## RECORDS FOR THE EXERCISE
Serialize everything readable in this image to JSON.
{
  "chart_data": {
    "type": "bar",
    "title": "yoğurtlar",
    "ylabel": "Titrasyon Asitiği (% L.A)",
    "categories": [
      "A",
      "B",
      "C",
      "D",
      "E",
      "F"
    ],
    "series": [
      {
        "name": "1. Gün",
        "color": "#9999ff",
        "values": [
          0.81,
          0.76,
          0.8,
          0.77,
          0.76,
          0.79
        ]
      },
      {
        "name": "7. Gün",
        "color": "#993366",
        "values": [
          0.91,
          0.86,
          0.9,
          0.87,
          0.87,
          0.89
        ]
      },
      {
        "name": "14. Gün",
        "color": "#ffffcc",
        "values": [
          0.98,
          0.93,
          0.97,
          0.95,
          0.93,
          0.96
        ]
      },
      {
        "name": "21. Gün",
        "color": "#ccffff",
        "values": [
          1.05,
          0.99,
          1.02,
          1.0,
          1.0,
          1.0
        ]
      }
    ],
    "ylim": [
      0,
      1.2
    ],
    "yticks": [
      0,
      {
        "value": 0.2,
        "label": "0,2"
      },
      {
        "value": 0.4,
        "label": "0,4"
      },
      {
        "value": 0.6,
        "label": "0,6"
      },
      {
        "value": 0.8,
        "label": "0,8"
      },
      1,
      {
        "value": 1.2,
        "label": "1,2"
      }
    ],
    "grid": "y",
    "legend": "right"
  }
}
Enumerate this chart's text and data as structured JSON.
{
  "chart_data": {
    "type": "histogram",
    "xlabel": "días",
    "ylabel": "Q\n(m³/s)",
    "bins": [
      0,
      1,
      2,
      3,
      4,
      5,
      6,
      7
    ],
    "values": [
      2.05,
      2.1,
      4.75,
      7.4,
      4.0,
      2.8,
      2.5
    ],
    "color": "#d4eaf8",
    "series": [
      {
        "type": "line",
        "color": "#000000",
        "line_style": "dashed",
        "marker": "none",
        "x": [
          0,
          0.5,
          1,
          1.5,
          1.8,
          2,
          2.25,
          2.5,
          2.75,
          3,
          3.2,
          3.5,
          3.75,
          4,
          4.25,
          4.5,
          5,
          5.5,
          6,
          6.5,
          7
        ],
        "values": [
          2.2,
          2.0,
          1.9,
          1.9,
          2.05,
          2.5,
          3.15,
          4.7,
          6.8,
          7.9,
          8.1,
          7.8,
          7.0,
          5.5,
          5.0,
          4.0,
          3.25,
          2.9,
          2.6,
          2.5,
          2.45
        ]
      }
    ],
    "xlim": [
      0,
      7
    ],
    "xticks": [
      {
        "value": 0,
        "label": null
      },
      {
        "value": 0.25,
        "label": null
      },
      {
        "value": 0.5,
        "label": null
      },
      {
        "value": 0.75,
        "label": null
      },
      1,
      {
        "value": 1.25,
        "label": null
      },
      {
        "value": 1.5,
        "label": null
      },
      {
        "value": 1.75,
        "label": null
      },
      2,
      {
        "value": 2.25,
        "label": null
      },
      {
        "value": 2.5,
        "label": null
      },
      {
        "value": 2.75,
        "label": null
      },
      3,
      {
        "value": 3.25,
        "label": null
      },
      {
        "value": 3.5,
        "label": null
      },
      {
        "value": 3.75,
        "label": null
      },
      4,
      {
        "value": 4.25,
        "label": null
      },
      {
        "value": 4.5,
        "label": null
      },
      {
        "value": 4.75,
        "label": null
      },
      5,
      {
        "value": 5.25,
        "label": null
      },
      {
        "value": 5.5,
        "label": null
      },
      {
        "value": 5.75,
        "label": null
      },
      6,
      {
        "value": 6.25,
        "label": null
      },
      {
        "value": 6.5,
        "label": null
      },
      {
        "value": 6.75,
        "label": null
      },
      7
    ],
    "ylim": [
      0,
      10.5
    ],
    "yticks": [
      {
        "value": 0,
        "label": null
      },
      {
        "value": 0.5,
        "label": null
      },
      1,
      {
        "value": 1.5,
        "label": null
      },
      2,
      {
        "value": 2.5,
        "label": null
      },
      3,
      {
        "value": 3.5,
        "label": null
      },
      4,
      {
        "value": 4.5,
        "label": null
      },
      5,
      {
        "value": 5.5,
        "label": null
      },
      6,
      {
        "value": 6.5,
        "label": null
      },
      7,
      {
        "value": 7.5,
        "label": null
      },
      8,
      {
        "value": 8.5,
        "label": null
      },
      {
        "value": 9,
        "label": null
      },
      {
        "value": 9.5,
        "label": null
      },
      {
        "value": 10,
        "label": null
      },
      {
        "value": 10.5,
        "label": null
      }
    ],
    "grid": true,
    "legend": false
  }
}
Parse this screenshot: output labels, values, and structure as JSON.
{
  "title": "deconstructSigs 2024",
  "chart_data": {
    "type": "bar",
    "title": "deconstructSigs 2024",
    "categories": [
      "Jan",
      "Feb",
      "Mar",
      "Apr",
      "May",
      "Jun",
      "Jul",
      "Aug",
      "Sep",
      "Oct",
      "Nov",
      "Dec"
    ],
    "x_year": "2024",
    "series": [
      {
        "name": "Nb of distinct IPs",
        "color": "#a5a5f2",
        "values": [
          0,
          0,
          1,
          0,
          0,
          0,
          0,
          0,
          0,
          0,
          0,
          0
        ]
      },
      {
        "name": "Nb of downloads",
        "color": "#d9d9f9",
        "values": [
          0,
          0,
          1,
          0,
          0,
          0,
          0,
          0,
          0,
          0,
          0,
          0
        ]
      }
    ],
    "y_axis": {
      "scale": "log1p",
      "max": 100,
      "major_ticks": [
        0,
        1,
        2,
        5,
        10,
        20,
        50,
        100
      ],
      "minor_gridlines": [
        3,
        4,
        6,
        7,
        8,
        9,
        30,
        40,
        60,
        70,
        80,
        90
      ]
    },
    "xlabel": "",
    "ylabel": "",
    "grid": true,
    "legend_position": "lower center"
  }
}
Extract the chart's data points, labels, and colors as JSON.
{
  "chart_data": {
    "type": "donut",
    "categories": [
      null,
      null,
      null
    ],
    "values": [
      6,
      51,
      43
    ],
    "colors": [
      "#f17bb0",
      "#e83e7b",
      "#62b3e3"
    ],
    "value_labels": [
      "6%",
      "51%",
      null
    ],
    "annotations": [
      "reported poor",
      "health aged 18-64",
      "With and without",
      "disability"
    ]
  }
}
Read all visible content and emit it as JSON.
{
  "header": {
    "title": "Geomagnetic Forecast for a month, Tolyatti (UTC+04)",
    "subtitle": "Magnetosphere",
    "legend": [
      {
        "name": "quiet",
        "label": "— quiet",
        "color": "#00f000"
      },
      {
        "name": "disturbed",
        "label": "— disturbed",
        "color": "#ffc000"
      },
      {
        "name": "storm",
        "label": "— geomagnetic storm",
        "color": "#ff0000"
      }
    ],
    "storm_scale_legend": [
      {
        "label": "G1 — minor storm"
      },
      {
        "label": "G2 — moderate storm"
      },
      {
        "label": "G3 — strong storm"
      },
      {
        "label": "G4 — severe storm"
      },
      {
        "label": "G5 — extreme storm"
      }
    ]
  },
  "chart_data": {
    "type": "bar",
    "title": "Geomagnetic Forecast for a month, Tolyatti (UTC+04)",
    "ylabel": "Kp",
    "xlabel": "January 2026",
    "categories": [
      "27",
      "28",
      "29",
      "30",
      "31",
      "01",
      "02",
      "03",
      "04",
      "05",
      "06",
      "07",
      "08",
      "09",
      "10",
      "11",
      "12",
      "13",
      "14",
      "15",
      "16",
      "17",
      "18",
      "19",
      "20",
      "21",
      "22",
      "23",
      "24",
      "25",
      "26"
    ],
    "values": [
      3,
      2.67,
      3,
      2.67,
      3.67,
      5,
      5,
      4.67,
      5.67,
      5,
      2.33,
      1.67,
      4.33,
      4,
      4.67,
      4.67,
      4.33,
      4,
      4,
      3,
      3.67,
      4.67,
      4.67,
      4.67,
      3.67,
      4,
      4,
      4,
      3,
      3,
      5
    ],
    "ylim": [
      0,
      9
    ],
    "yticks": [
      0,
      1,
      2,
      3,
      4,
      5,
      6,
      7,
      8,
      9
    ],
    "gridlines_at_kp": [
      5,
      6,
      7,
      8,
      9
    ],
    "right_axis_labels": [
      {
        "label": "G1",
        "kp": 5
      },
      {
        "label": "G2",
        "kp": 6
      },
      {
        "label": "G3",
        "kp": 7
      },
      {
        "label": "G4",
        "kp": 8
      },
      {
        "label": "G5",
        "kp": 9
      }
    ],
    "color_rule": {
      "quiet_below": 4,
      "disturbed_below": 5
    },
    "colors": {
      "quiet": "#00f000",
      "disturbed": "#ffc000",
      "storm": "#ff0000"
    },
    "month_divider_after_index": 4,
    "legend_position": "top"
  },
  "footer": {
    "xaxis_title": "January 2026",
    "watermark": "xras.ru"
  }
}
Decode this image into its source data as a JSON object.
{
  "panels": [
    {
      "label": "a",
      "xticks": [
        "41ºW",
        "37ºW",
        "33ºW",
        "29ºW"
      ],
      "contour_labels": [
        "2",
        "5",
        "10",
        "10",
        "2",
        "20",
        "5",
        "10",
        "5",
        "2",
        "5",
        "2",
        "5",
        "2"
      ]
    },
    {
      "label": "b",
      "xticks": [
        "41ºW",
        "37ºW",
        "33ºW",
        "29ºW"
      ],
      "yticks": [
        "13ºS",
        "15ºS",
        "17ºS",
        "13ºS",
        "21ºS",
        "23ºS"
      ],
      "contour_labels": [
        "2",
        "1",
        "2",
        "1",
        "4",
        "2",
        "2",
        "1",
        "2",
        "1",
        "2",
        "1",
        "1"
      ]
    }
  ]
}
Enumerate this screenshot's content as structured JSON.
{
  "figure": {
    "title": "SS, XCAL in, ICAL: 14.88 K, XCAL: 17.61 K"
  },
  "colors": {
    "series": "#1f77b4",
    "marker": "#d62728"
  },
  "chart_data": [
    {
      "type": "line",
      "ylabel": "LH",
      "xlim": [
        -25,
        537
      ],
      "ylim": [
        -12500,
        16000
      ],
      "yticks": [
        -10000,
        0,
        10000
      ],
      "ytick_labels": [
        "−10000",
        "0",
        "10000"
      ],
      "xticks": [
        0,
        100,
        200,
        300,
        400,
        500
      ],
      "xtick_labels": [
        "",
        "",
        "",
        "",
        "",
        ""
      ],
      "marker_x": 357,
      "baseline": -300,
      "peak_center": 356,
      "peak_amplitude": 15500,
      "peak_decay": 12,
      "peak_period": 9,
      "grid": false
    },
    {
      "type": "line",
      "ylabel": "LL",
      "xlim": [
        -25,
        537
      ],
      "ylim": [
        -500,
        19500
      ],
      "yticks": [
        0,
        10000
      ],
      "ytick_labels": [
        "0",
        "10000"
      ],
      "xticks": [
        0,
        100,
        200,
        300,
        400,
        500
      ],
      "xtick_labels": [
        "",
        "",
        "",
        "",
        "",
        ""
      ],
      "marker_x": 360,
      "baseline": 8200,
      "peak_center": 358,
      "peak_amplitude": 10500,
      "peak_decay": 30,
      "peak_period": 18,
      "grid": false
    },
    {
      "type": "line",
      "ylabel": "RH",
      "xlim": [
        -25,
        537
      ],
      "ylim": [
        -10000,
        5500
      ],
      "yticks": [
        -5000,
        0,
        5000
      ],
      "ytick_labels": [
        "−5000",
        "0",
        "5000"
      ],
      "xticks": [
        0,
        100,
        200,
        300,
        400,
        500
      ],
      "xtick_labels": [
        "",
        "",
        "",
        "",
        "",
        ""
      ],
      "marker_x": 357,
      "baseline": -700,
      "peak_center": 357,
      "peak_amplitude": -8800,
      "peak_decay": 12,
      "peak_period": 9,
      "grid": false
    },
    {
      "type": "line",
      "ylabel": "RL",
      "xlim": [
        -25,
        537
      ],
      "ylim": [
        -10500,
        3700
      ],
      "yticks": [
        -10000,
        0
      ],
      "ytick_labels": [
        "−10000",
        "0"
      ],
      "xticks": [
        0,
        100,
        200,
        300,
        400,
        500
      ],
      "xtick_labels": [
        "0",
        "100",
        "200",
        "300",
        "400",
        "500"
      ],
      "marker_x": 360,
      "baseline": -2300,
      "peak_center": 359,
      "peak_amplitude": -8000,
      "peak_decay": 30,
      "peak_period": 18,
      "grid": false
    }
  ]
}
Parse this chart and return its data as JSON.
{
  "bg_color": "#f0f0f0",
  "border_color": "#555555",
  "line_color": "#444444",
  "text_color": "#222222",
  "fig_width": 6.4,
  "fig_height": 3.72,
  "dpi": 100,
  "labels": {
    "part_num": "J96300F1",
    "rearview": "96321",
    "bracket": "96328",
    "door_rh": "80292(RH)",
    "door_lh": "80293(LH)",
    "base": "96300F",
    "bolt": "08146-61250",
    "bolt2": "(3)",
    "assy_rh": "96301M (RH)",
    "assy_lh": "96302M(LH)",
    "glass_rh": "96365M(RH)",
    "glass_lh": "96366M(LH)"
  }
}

## TASK BRIEF
Filter the entries above down to the lines containing the word "JSON".

## ANSWER TO THE TASK
Serialize everything readable in this image to JSON.
Enumerate this chart's text and data as structured JSON.
Parse this screenshot: output labels, values, and structure as JSON.
Extract the chart's data points, labels, and colors as JSON.
Read all visible content and emit it as JSON.
Decode this image into its source data as a JSON object.
Enumerate this screenshot's content as structured JSON.
Parse this chart and return its data as JSON.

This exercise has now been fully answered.